_Things to do_
a - Decide whether each statement agrees with the passage on Washington's Iran policy: (i) al-Qaeda was present in Iraq before the invasion; (ii) after 9/11, both Iran and Russia offered the US full cooperation; (iii) he served as ambassador to Iraq from 2004 to 2007. For each statement, answer yes or no and quote the deciding words.
b - In the passage on Washington's Iran policy, into whose hands were the humiliated Iraqi soldiers pushed?
c - Continue the passage on Washington's Iran policy, starting after its final sentence.

_Quoted text_
★ ★ ★ ★ ★ ★ ★

Stick with soft power

"Washington," he writes boldly, "had a contradictory policy on Iran. It spoke loudly against Iran, and it refused to talk with Iranians." He was frustrated as ambassador to Iraq 2004-7, alert to the instability that the US occupation had caused, the horrendous deaths from the defection to the rebels of fired Iraqi army soldiers/ officers.

The humiliated soldiers were pushed into the hands of the hastily founded Al-Qaeda in Iraq (AQI) by the US after disbanding the Iraqi Army. There had been no al-Qaeda before the invasion. The US created it, whether by bungling (or to play the devil, Israeli-style).

Iran was willing to negotiate to help quell the chaos, and was spurned. It was the same during and after 9/11, when both Iran and Russia reached out to the US and offered full cooperation. Russia was fine, at least for the moment. (It was vital to get US forces through Russia to invade Afghanistan, and bases in the ex-Soviet 'stans'.)

But, again, Iran's (very valuable) offer of help was snubbed. One thing ZKh is not, is stupid. He knows his life in Iraq and the future of Iraq would have been far better with Iran's cooperation. Ditto Afghanistan. He kept asking in both places and was ignored. Good for you, Zal.

★ ★ ★ ★ ★ ★ ★

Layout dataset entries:
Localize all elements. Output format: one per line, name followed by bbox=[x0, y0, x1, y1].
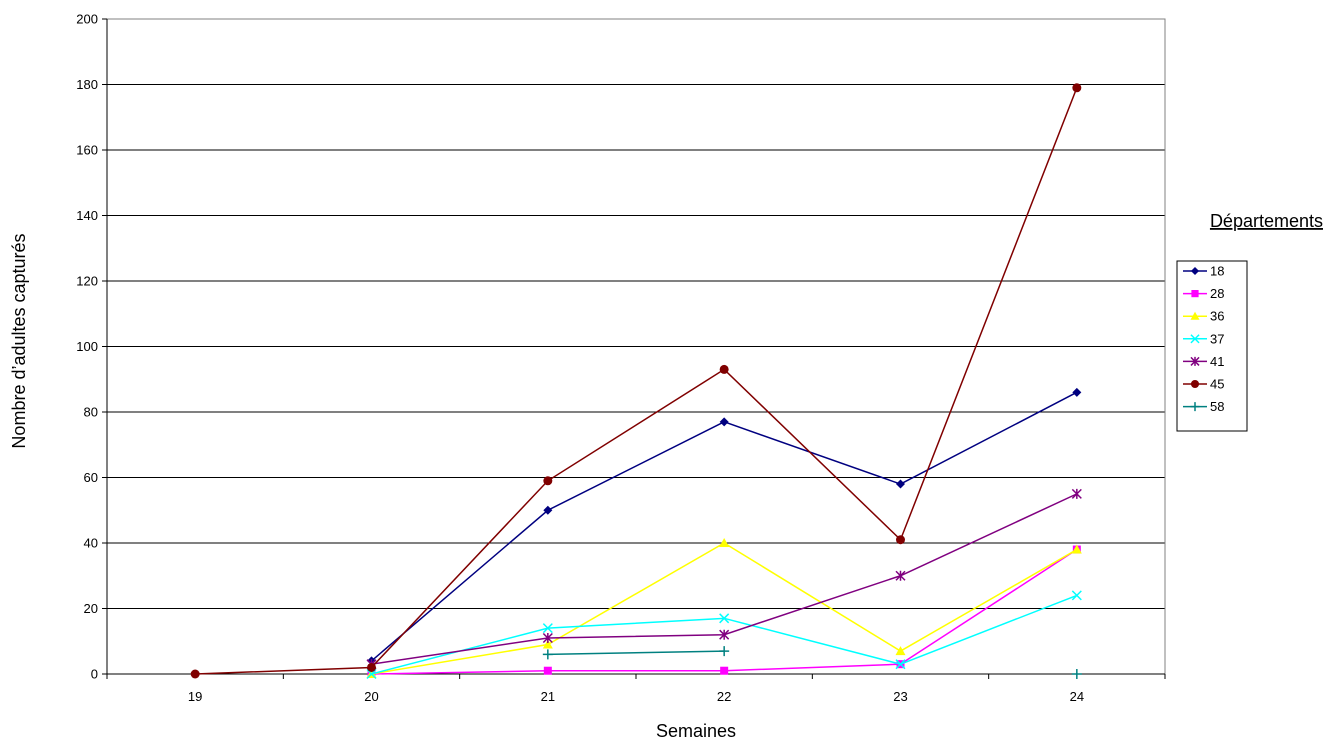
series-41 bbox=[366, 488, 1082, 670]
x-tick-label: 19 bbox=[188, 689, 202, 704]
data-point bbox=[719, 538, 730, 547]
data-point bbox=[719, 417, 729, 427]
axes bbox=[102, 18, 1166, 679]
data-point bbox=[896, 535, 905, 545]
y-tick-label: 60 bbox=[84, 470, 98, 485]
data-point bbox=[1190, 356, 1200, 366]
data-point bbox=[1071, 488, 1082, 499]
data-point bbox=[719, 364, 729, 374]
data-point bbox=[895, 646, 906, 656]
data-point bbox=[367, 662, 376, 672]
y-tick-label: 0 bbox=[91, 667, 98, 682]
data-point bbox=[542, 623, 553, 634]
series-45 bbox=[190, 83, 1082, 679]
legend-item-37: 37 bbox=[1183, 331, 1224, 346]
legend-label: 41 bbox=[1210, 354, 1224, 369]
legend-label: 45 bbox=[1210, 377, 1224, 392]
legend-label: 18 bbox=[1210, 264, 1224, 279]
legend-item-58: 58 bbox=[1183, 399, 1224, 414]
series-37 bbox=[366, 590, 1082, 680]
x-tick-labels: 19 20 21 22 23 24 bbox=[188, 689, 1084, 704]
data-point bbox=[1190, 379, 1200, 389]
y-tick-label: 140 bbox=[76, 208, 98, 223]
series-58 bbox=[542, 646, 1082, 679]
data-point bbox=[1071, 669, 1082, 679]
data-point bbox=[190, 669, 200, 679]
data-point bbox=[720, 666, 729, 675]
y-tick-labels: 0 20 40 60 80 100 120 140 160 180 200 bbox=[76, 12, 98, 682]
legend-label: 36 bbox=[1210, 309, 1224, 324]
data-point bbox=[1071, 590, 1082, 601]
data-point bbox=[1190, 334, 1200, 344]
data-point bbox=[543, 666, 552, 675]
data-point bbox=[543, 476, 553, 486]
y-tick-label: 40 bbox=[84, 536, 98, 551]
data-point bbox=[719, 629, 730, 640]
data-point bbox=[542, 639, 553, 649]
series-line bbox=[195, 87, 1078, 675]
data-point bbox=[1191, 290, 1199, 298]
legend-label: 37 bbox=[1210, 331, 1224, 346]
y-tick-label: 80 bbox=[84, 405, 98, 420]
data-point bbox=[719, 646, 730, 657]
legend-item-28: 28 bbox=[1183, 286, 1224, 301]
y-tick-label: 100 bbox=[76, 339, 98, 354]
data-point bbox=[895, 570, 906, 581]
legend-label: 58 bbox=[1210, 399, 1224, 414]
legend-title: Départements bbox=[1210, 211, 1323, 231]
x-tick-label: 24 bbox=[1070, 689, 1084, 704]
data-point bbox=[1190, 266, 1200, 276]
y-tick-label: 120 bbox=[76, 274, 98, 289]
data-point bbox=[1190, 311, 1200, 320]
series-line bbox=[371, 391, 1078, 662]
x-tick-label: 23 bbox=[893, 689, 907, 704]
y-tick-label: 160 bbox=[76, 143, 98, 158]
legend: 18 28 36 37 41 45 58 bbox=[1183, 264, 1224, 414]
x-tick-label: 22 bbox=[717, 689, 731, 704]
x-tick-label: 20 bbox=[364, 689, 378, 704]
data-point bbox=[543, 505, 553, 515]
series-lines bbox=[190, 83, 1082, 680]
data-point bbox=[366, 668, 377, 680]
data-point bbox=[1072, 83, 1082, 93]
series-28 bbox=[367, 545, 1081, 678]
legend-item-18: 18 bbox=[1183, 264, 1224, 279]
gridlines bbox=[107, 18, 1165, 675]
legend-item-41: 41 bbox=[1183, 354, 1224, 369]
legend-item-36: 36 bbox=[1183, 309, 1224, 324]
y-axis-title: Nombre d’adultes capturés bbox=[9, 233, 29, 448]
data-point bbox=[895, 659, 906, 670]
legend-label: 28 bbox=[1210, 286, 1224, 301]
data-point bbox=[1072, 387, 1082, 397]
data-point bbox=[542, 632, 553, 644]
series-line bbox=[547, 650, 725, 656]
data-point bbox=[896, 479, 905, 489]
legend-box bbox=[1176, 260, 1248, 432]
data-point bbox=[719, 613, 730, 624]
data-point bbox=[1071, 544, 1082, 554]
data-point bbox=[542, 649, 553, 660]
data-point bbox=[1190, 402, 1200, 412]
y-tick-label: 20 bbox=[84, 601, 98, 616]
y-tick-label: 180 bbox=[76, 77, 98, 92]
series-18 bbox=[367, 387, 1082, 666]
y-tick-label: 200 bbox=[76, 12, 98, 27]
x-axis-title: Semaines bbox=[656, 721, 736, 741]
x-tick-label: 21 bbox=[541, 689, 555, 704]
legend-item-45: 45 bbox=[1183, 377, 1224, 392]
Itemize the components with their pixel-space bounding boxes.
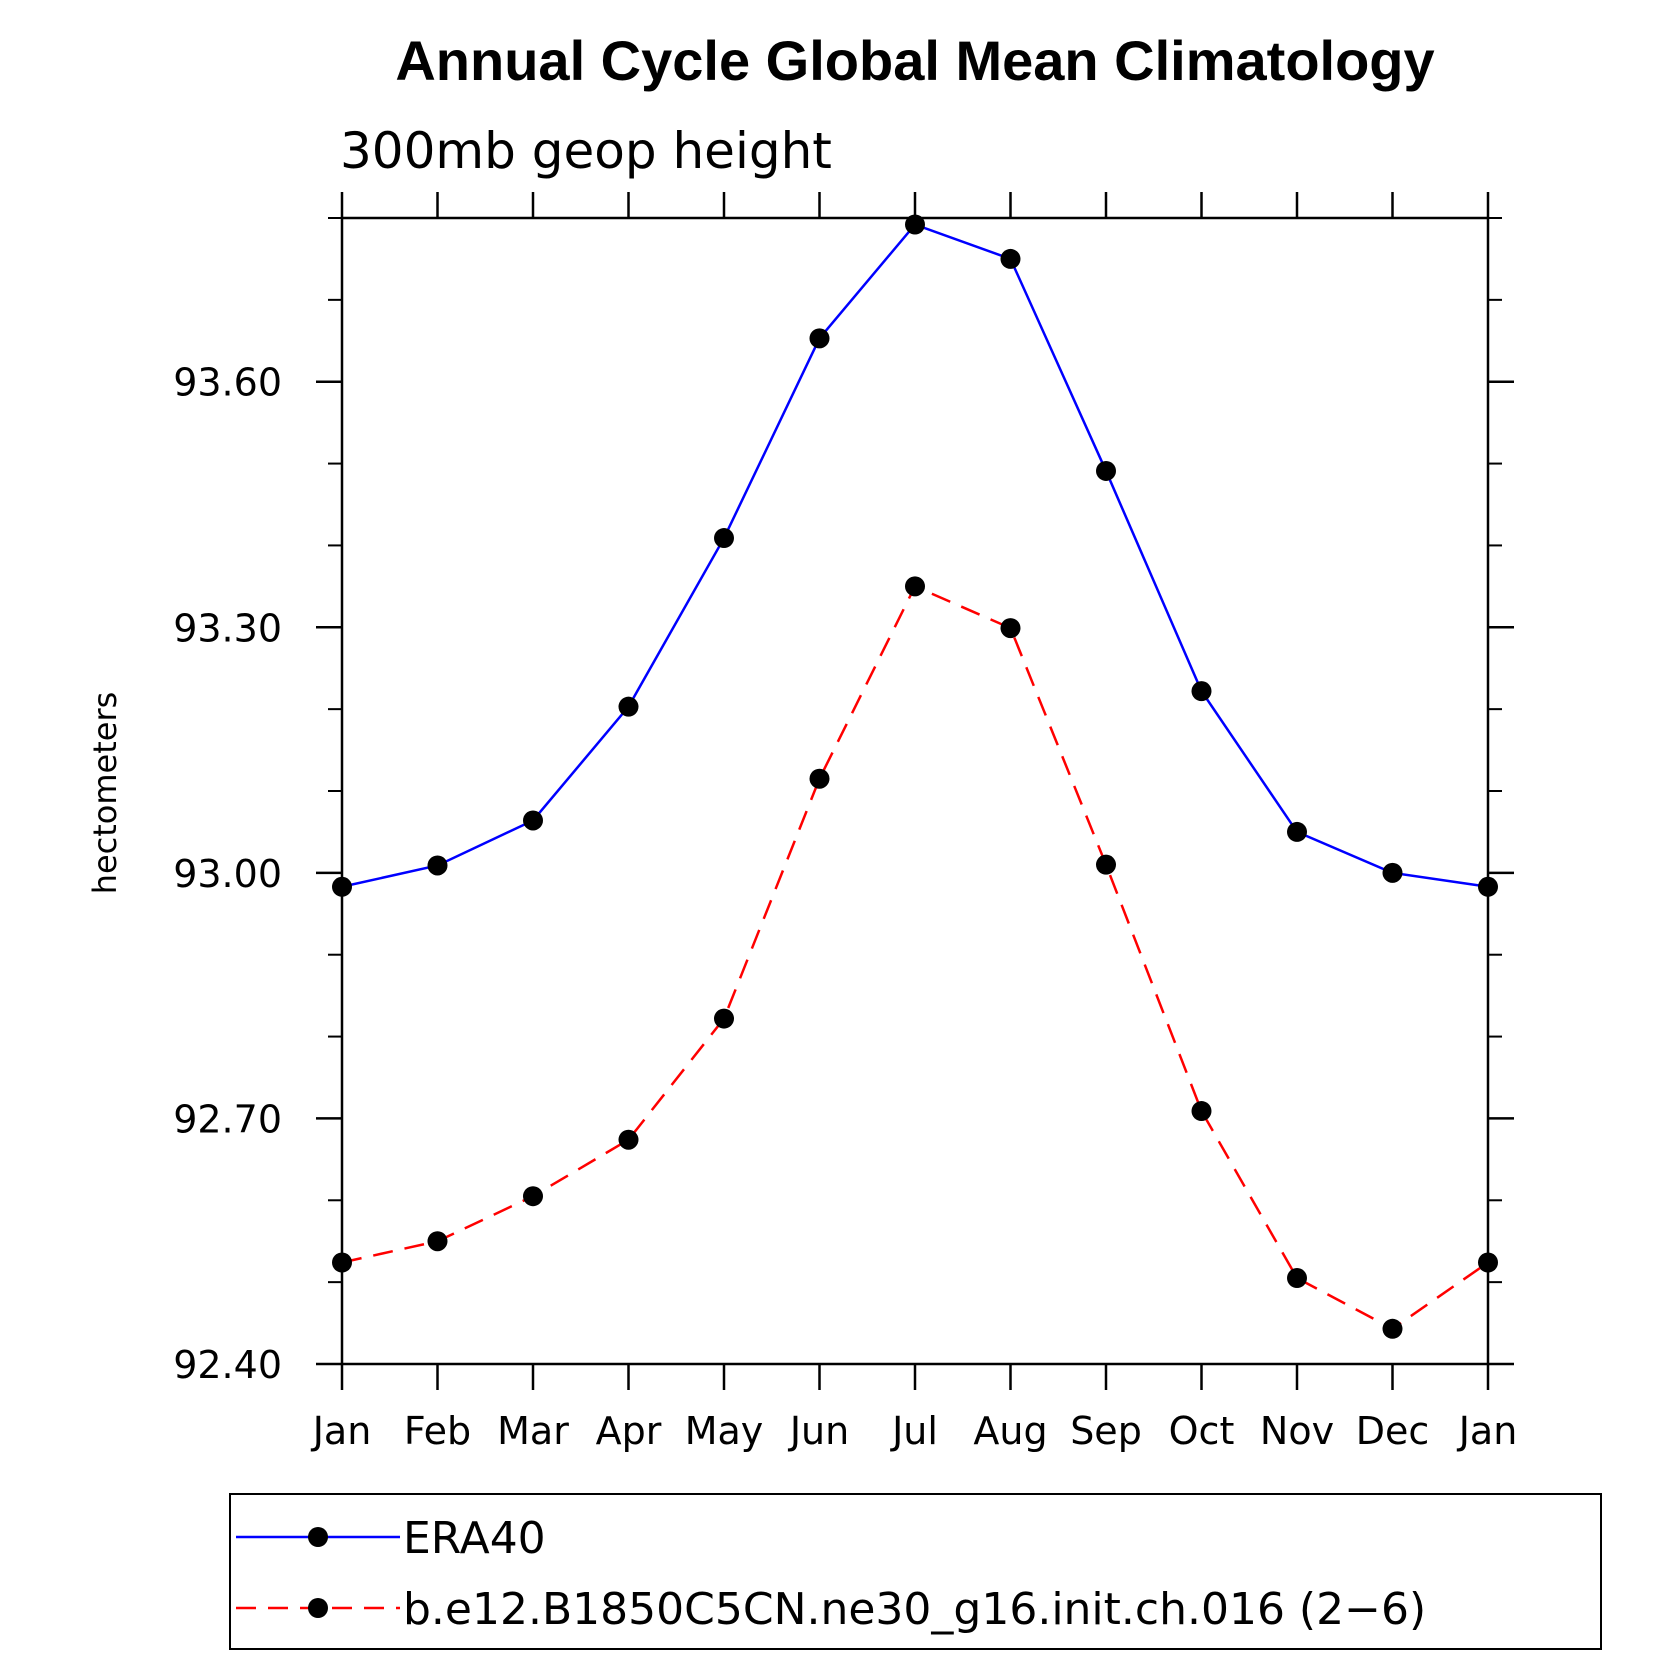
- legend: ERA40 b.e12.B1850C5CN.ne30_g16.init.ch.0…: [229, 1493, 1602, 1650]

★ ★ ★ ★ ★ ★ ★

_Expected responses_
a -
(i) No: "There had been no al-Qaeda before the invasion."
(ii) Yes: "both Iran and Russia reached out to the US and offered full cooperation."
(iii) Yes: "as ambassador to Iraq 2004-7"

b - Into the hands of the hastily founded Al-Qaeda in Iraq (AQI).

c -
In Iraq, Iran wielded/ wields much more power than the US ever will, whether or not the US makes friends. But ZKh also knows Iran is very very eager for an end to sanctions and normalization of relations.

The US embassy in Tehran lies empty apart from some fabulous anti-imperialist murals. Rather than it remaining as a museum of the revolution, the US has a win-win: get its embassy back, and close a pilgrimage site honouring the Iranian revolution. Its return to the embassy would be welcomed by almost all.

Talks would offer the prospect of influencing Iran, as opposed to now, when the US forces Iran to dig in its heels in the face of Venezuela-coup-style economic war, complete with MEK taking the role of the coup-makers in Caracas.

In 2006, ZKh writes,

I repeatedly asked for the authority to engage the Iranians in Iraq, just as I had done with Iranian officials while in Afghanistan. They ignored my requests. I raised the issue with President Bush at an NSC meeting. He authorized me to engage the Iranians.

[SCIRI leader] Hakim then traveled to Iran and met with Ayatollah Khamenei. He convinced the ayatollah that a dialogue between the US and Iran was in the interest of Iraq, Iraqi Shia, and Iran itself. Khamenei wanted to talk about all the issues dividing the US and Iran. " For reasons unclear to me, Washington did an about-face.

Khamenei was needlessly insulted and concluded the US could not be trusted. ZKh was not amused. So he took things into his own hands, Afghan-style:

General Casey and I decided to target Iranian Quds Force officers when they traveled to Iraq.

They arrested one at Hakim's residence and took him in for interrogation. Hakim was furious, but ZKh told Hakim he was a powerful political leader.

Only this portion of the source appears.